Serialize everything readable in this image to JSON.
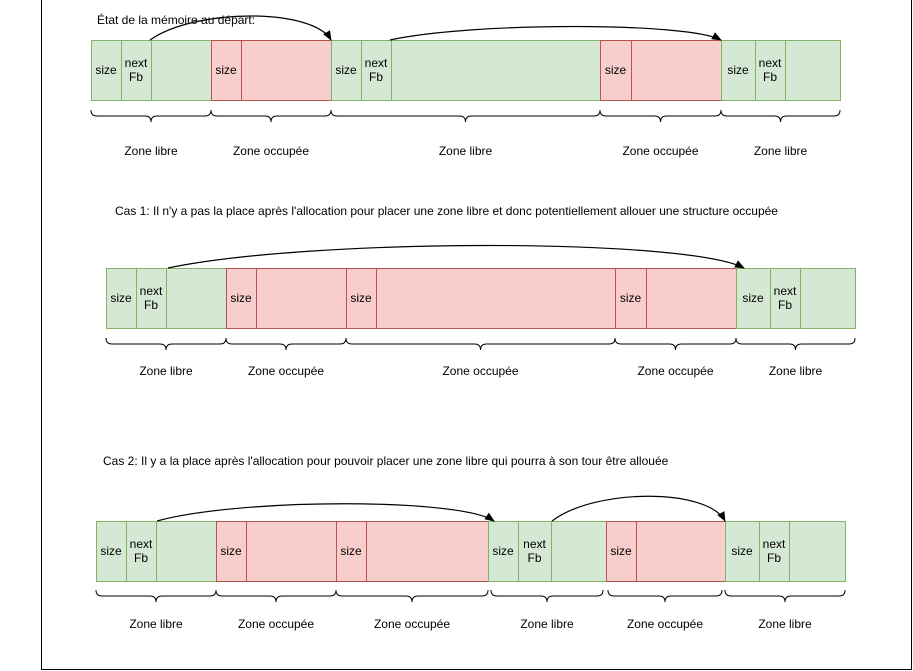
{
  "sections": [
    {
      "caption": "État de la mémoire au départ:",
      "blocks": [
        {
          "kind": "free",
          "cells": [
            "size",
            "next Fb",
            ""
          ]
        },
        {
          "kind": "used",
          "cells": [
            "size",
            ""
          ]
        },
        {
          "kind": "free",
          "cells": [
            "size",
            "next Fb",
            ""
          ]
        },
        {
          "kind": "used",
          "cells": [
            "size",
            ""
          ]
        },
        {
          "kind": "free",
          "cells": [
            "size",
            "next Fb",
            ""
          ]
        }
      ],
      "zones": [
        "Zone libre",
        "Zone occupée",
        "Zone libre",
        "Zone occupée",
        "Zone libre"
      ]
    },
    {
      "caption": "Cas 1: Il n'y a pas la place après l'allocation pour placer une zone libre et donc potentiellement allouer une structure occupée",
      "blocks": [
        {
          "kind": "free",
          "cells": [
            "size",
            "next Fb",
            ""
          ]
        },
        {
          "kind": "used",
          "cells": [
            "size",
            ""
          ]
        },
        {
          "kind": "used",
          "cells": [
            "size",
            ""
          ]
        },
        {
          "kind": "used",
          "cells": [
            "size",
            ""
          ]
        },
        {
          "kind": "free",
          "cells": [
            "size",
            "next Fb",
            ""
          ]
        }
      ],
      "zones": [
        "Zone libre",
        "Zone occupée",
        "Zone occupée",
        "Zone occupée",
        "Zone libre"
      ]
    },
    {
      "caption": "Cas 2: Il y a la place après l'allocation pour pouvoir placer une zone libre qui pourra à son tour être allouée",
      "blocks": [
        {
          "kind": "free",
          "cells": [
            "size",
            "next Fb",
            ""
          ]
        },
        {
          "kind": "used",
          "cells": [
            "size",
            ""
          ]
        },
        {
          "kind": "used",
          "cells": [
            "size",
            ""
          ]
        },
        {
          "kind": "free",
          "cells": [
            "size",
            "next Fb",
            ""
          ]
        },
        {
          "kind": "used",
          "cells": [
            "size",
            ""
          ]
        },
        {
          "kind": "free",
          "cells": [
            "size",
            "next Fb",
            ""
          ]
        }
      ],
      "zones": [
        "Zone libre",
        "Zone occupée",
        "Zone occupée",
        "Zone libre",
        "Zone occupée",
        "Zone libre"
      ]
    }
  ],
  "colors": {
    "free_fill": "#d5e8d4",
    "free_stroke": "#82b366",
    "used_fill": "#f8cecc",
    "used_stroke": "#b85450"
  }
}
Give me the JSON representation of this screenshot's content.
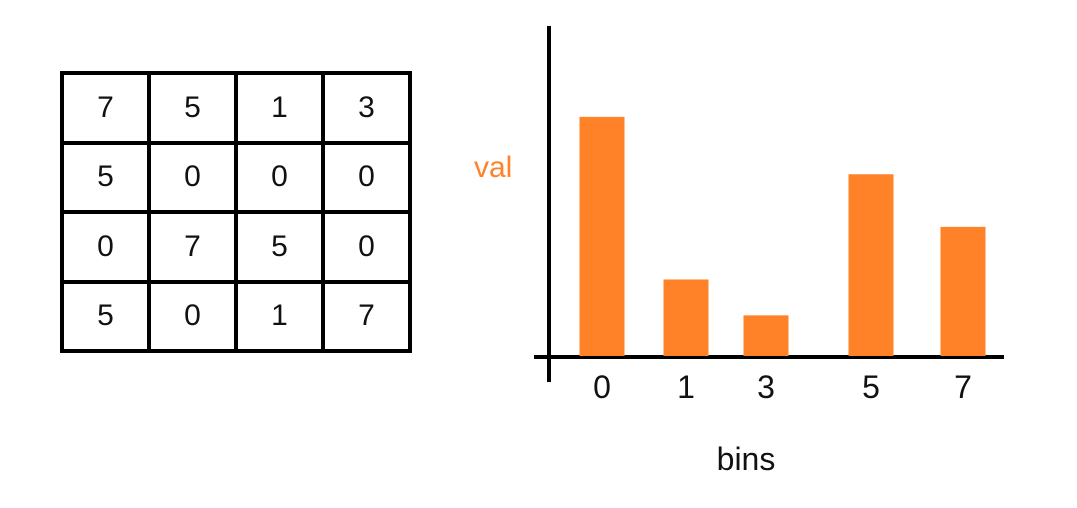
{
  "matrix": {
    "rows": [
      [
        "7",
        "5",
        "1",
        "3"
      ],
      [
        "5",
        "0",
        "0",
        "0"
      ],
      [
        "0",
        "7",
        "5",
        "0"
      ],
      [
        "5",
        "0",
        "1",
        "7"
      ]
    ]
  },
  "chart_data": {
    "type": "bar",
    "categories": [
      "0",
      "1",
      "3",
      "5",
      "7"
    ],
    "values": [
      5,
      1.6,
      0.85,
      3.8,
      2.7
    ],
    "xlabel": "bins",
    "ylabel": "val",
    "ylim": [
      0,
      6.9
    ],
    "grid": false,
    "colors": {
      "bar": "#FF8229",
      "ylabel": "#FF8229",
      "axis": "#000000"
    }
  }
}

# # # # #

§ Given problem
Search the preceding listing for the word "pour" and pull out every line that holds it.

§ Answer to this problem
      "caption": "Cas 1: Il n'y a pas la place après l'allocation pour placer une zone libre et donc potentiellement allouer une structure occupée",
      "caption": "Cas 2: Il y a la place après l'allocation pour pouvoir placer une zone libre qui pourra à son tour être allouée",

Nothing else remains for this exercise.